### TO BE DONE:
(1) According to the music memoir, what guitar did the writer play after joining the high school dance band?
(2) Transcribe the music memoir, starting with "I dig Steely" and going on through "amazing, I think.".
(3) Pick up the music memoir after its final sentence and keep writing in the same voice.

I started playing "lap steel" when I was 7 (in 1945.) I was a country bumpkin and loved Hank Snow, Hank Williams, Hank Thompson, and continued down that "country" path until I was about 15, when I discovered that it was indeed possible for a song to have more than three chords... Took me awhile...
I joined the high school dance band and started playing a conventional electric guitar (not in that order, though), a new Gibson ES125.
Got really into what they called "progresive jazz" at that time, and into drag racing about the same time, and never got past either one.
I have a lot of CD's but not much beyond jazz.... though I do love some of the Blues players (Howard and the White Boys' version of "Got My Mojo Workin" is GREAT, I think!), and Gatemouth Brown's
original version of "Okey Dokey Stomp" is probably the best guitar solo I've ever heard...
I dig Steely Dan a lot, too.... got nearly everything they ever recorded, but most of the listening I did during my formative years was to sax players, like Sonny Stitt, early John Coltrane (but, not the later, modal stuff), Jackie McLean, and Red Prysock (who is really an R & B player... not actually jazz, but I love what he does!!!)
Currently, I listen mostly to an L-A based guitarist named Ron Eschete', who plays mostly in a trio setting, with an electric bass player and drummer. Ron has some you-tube offerings, as does his bassist, Todd Johnson. Ron plays 7-string, and Todd plays a 6-string elecric bass... They manage to make 3 pieces sound like 4... The you-tube videos demonstrate how they do that; it's mainly what Todd does, and it's amazing, I think.

Records from a data collection:
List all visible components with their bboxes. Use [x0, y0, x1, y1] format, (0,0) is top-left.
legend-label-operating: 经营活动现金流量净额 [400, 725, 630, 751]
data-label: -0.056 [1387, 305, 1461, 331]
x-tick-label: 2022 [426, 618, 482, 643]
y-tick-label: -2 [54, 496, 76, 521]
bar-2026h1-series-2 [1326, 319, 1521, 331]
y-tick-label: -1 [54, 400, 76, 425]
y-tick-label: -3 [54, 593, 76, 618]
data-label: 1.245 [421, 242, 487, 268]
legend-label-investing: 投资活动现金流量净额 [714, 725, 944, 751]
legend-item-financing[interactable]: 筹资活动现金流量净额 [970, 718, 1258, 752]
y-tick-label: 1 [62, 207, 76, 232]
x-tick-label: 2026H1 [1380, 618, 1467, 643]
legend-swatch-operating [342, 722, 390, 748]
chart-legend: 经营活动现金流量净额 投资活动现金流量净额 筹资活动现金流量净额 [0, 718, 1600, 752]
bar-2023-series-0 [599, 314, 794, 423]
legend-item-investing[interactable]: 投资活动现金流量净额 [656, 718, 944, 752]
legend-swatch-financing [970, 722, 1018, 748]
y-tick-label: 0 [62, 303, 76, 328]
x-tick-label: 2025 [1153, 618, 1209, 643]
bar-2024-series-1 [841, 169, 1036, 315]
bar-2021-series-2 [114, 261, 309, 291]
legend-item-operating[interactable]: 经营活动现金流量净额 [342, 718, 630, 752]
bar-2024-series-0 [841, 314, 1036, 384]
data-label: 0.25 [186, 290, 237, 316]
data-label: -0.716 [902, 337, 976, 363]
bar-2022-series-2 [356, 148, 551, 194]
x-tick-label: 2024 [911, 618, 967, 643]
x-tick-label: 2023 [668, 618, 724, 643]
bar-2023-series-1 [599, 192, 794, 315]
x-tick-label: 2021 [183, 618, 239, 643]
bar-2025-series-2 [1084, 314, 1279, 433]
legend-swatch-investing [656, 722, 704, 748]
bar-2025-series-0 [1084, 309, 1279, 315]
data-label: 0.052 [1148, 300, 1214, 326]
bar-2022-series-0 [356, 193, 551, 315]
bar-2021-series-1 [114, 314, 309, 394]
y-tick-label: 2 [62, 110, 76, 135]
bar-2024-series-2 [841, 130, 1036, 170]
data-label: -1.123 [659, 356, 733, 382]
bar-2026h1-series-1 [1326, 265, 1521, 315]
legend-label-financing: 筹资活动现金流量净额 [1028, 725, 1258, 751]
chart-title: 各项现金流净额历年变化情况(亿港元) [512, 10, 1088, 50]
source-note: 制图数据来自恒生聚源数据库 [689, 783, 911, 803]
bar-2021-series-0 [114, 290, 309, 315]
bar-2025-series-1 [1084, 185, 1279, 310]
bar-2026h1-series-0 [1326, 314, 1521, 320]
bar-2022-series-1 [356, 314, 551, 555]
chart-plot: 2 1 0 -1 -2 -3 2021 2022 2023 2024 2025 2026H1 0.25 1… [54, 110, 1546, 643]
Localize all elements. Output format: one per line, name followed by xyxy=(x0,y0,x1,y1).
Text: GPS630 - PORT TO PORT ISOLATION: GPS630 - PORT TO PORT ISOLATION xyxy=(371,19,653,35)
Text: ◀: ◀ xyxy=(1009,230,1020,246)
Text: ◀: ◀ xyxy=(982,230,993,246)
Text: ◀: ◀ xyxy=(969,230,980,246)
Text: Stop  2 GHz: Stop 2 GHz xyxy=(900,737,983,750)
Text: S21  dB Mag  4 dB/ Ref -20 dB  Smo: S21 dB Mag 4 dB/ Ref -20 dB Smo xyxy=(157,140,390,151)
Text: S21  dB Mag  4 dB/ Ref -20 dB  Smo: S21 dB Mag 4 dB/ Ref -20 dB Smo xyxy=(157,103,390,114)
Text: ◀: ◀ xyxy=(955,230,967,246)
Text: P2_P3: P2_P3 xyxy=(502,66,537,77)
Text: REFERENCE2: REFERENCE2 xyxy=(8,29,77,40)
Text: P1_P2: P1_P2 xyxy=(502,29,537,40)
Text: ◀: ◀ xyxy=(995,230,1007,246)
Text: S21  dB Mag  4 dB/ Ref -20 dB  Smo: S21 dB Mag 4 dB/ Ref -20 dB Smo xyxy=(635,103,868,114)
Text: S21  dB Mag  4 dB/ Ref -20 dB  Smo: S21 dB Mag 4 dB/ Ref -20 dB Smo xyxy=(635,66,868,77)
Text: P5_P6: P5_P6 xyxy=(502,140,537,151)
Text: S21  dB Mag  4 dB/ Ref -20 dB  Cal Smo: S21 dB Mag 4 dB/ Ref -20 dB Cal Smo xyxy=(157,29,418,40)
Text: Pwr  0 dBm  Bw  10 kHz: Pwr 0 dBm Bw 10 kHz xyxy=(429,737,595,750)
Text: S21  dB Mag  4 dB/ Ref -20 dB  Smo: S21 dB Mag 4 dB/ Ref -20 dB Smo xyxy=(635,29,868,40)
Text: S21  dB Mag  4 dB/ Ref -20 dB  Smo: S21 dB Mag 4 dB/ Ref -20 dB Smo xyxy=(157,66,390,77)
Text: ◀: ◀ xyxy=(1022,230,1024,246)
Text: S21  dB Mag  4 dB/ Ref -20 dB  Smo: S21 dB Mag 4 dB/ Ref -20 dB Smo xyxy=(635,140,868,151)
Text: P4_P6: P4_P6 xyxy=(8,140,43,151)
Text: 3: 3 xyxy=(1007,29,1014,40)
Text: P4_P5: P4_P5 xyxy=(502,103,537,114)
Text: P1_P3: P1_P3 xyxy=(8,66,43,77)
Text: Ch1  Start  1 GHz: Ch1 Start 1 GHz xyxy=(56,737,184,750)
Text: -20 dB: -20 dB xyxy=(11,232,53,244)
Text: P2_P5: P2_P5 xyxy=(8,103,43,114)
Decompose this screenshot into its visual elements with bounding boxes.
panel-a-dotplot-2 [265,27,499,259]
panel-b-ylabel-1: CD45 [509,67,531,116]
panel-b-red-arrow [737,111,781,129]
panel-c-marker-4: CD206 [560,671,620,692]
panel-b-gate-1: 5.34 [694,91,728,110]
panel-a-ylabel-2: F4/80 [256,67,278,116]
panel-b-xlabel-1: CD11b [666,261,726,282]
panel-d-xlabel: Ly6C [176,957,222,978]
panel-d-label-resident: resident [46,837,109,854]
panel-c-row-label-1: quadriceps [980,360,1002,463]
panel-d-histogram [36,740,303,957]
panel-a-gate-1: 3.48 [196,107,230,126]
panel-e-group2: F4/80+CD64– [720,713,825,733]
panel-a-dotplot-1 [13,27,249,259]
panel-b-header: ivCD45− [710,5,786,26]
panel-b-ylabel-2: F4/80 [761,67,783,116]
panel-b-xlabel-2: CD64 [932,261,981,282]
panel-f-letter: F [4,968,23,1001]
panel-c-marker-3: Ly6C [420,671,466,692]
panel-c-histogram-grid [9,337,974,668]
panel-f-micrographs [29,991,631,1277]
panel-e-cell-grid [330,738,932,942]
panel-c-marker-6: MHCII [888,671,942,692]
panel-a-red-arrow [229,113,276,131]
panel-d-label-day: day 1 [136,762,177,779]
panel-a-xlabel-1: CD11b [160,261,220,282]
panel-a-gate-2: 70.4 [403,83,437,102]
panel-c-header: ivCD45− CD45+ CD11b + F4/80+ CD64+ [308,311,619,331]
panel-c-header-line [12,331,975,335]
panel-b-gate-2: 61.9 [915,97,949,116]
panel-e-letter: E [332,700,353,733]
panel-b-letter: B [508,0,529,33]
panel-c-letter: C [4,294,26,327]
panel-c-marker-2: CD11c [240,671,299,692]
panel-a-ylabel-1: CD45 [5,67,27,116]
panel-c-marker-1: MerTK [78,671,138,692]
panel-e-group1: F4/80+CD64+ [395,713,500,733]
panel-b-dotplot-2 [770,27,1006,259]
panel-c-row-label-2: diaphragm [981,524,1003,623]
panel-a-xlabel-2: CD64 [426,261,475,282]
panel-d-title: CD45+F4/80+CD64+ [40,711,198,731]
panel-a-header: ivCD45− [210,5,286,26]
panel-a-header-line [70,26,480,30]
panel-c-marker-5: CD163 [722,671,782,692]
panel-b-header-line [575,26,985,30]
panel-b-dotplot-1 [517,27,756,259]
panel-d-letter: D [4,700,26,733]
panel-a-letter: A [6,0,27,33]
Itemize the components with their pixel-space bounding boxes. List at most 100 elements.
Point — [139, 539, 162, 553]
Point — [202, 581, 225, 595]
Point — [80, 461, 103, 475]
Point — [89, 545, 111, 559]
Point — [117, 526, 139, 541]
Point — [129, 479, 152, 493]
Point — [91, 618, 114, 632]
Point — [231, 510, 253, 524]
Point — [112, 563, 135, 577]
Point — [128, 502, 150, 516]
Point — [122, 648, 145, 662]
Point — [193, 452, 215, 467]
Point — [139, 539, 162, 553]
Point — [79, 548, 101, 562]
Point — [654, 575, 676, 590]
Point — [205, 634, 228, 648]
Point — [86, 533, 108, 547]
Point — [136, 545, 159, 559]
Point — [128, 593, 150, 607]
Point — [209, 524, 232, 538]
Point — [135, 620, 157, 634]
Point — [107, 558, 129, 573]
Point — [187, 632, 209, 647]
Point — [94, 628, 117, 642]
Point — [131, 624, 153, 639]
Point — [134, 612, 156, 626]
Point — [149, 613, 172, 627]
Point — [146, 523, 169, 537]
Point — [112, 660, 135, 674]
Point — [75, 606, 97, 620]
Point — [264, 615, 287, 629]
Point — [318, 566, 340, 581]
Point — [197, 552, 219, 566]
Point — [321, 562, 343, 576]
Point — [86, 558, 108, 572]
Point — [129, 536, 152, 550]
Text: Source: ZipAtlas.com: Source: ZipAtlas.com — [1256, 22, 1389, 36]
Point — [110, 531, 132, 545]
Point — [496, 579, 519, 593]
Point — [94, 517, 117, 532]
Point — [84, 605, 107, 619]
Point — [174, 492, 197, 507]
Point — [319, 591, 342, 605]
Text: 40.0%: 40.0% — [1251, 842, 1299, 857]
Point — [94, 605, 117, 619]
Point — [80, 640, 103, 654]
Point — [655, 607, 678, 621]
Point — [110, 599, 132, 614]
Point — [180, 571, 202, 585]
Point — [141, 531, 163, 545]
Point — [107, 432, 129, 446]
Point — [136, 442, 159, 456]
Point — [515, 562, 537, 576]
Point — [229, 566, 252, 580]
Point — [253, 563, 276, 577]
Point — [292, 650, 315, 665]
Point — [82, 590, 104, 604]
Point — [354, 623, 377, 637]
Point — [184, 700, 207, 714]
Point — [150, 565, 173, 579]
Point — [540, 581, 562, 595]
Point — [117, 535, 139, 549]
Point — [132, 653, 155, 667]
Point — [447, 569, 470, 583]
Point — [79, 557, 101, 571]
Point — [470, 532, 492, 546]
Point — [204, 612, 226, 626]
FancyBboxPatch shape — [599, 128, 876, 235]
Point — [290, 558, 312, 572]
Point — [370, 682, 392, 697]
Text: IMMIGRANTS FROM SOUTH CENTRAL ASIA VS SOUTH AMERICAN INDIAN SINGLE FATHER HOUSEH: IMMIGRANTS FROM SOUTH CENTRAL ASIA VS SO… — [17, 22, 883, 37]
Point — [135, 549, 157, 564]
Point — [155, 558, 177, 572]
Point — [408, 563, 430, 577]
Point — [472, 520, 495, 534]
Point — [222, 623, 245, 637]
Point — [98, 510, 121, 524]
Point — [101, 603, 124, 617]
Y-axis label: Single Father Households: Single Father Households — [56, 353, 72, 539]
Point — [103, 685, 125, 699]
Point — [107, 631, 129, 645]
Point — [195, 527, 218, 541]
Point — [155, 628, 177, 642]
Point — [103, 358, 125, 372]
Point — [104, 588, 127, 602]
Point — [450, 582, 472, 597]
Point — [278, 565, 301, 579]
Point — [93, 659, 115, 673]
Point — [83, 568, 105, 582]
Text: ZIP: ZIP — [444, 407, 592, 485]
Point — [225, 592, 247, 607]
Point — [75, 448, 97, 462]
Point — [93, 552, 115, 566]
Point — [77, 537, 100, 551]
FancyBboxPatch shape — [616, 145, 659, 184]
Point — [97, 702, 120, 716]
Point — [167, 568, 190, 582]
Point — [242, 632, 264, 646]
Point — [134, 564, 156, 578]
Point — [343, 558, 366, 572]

### ANSWERS BY TASK:
(1) A new Gibson ES125.

(2)
I dig Steely Dan a lot, too.... got nearly everything they ever recorded, but most of the listening I did during my formative years was to sax players, like Sonny Stitt, early John Coltrane (but, not the later, modal stuff), Jackie McLean, and Red Prysock (who is really an R & B player... not actually jazz, but I love what he does!!!)
Currently, I listen mostly to an L-A based guitarist named Ron Eschete', who plays mostly in a trio setting, with an electric bass player and drummer. Ron has some you-tube offerings, as does his bassist, Todd Johnson. Ron plays 7-string, and Todd plays a 6-string elecric bass... They manage to make 3 pieces sound like 4... The you-tube videos demonstrate how they do that; it's mainly what Todd does, and it's amazing, I think.

(3)
I have just two guitars, a Fender Musicmaster short-scale solid body guitar I bought in 1966, and an Epiphone Zephyr (2006 model) that is actually a cheap knockoff clone of a Gibson ES175. It's not a bad guitar, but I'm sure the original Gibson would make it look like a piece of junk... It plays well, though and sounds okay, so I guess I shouldn't bad-mouth it; it's the only acoustic guitar I've owned since 1962.
I have a 1993 Fender Blues Deluxe amp that I play these two through. It's a reissue/clone of the tube amps of the '50s, with the same "look" of a '50s Fender amp, and works especially well, I think, with the solid body Musicmaster.
I play (at) bass, too, and own a 1974 Fender Mustang short scale bass, and a 2003 "Mexican" Fender Precision bass. The amp I bought for these two is a Hartke "Kickback 15", with a single 15" speaker that has some sort of metallic aspect to it; not sure exactly what... something to do with the speaker. It sounds pretty good for my purposes, with either bass... can't tell much difference between them.
I play mostly in small groups that play jazz standards of the '40s, '50s, and '60s.... and we don't usually get too loud. Small clubs are our staple, although we don't play for a living; just as a hobby that pays a little money.
I'd LOVE to play in a
LOUD blues band sometime.... just never get the chance.
Attached are a couple of pictures of some of my junk, and one of our group playing at the Afterthought, a sometimes-jazz club in Little Rock (Arkansas.)
Music is ALMOST as much fun as drag racing my Mopar... but, not quite!8)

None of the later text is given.